- Written task
Give the listing again exactly, omitting its images.
BEGIN Data for the task
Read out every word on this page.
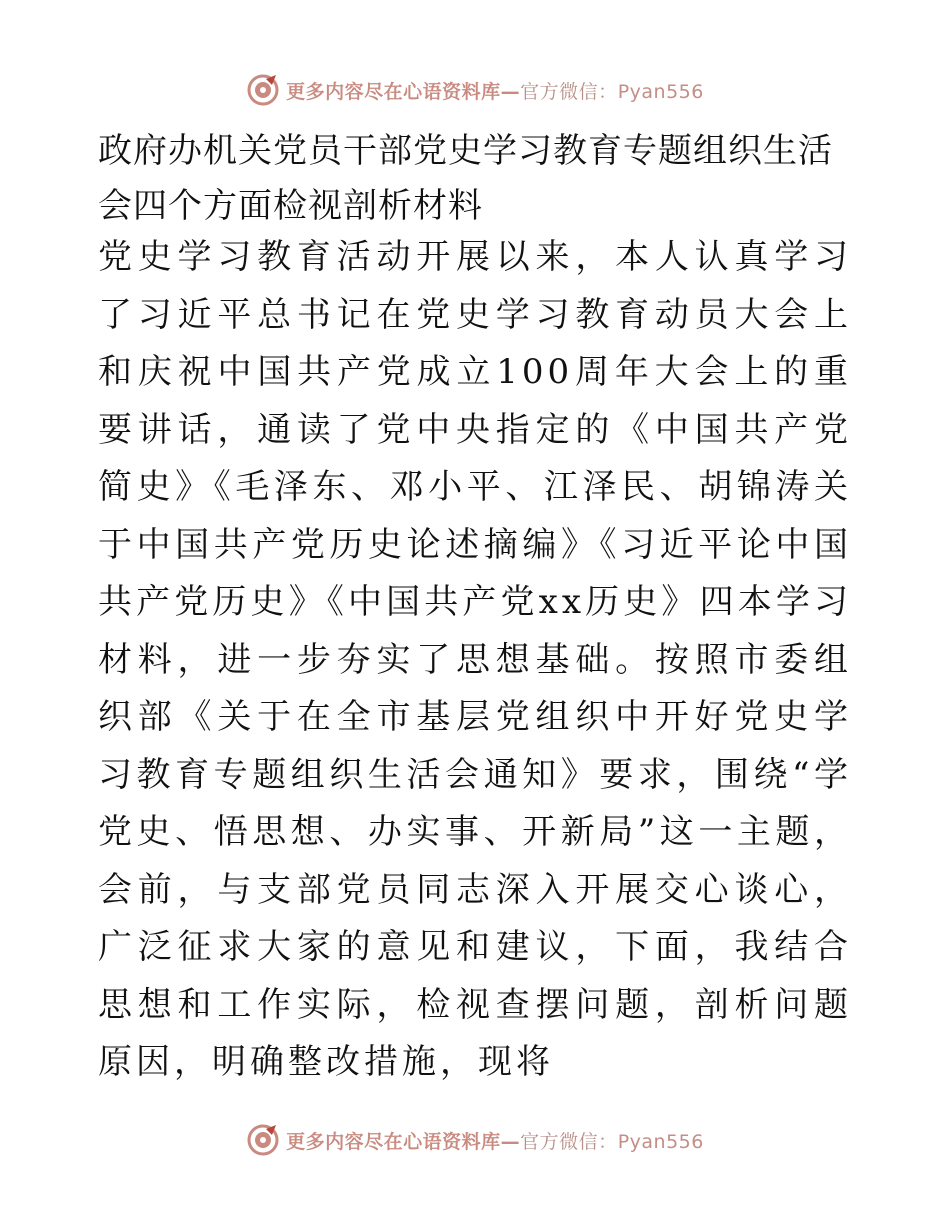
更多内容尽在心语资料库—官方微信：Pyan556
政府办机关党员干部党史学习教育专题组织生活会四个方面检视剖析材料

党史学习教育活动开展以来，本人认真学习了习近平总书记在党史学习教育动员大会上和庆祝中国共产党成立100周年大会上的重要讲话，通读了党中央指定的《中国共产党简史》《毛泽东、邓小平、江泽民、胡锦涛关于中国共产党历史论述摘编》《习近平论中国共产党历史》《中国共产党xx历史》四本学习材料，进一步夯实了思想基础。按照市委组织部《关于在全市基层党组织中开好党史学习教育专题组织生活会通知》要求，围绕“学党史、悟思想、办实事、开新局”这一主题，会前，与支部党员同志深入开展交心谈心，广泛征求大家的意见和建议，下面，我结合思想和工作实际，检视查摆问题，剖析问题原因，明确整改措施，现将

更多内容尽在心语资料库—官方微信：Pyan556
END Data for the task
- Answer
Read out every word on this page.
更多内容尽在心语资料库—官方微信：Pyan556
政府办机关党员干部党史学习教育专题组织生活会四个方面检视剖析材料

党史学习教育活动开展以来，本人认真学习了习近平总书记在党史学习教育动员大会上和庆祝中国共产党成立100周年大会上的重要讲话，通读了党中央指定的《中国共产党简史》《毛泽东、邓小平、江泽民、胡锦涛关于中国共产党历史论述摘编》《习近平论中国共产党历史》《中国共产党xx历史》四本学习材料，进一步夯实了思想基础。按照市委组织部《关于在全市基层党组织中开好党史学习教育专题组织生活会通知》要求，围绕“学党史、悟思想、办实事、开新局”这一主题，会前，与支部党员同志深入开展交心谈心，广泛征求大家的意见和建议，下面，我结合思想和工作实际，检视查摆问题，剖析问题原因，明确整改措施，现将

更多内容尽在心语资料库—官方微信：Pyan556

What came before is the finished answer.